BEGIN Raw data

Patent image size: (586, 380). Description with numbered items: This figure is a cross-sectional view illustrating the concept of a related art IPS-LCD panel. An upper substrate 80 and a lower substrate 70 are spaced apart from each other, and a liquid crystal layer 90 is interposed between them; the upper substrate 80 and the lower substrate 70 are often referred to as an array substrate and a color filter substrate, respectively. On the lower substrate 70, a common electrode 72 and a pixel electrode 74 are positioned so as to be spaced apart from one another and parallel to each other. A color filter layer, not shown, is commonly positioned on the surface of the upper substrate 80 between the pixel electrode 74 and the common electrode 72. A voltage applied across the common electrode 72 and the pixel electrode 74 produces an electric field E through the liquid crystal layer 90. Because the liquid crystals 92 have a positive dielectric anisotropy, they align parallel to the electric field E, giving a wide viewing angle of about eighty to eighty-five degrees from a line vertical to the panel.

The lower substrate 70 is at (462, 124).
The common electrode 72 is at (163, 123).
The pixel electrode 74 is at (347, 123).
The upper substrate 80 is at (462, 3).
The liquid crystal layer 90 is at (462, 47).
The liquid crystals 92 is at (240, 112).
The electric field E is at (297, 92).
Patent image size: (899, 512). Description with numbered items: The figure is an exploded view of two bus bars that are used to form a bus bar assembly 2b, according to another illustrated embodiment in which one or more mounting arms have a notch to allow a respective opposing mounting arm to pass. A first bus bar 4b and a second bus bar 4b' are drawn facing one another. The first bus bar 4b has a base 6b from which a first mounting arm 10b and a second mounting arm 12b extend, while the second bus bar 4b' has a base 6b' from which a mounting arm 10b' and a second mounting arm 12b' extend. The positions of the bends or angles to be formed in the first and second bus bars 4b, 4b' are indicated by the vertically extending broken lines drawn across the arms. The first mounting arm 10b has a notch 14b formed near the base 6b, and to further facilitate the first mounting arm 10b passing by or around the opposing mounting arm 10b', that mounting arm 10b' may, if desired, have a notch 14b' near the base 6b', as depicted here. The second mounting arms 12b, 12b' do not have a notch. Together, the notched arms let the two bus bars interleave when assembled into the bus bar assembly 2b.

END Raw data
BEGIN Raw data

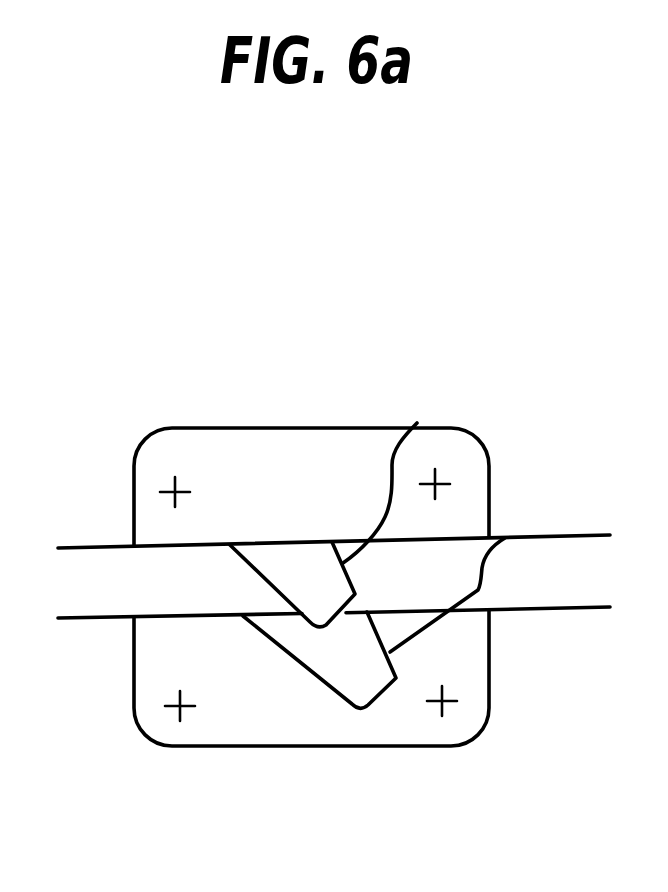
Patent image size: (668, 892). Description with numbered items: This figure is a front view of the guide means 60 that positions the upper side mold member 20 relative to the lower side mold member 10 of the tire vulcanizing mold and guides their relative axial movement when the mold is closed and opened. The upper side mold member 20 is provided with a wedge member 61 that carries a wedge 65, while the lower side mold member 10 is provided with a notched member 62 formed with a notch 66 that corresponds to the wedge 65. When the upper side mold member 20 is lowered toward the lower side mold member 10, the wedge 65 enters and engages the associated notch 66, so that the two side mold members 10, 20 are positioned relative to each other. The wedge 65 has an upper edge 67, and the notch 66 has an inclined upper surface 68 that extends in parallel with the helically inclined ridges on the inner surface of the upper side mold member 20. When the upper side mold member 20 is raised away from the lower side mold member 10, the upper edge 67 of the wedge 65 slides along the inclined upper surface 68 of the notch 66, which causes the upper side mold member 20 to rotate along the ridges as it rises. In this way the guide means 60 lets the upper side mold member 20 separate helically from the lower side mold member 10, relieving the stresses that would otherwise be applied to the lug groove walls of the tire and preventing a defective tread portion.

END Raw data

• Stated problem: Could you express the records from the line with "Patent image size: (586, 380)." to the line with "The upper substrate 80 is at (462, 3)." as a two-column CSV with the headers "request" and "answer"? Give one row per request, put each request and each answer in a single quoted field, and replace line breaks with spaces.

• The response:
request,answer
"Patent image size: (586, 380). Description with numbered items: This figure is a cross-sectional view illustrating the concept of a related art IPS-LCD panel. An upper substrate 80 and a lower substrate 70 are spaced apart from each other, and a liquid crystal layer 90 is interposed between them; the upper substrate 80 and the lower substrate 70 are often referred to as an array substrate and a color filter substrate, respectively. On the lower substrate 70, a common electrode 72 and a pixel electrode 74 are positioned so as to be spaced apart from one another and parallel to each other. A color filter layer, not shown, is commonly positioned on the surface of the upper substrate 80 between the pixel electrode 74 and the common electrode 72. A voltage applied across the common electrode 72 and the pixel electrode 74 produces an electric field E through the liquid crystal layer 90. Because the liquid crystals 92 have a positive dielectric anisotropy, they align parallel to the electric field E, giving a wide viewing angle of about eighty to eighty-five degrees from a line vertical to the panel.","The lower substrate 70 is at (462, 124). The common electrode 72 is at (163, 123). The pixel electrode 74 is at (347, 123). The upper substrate 80 is at (462, 3)."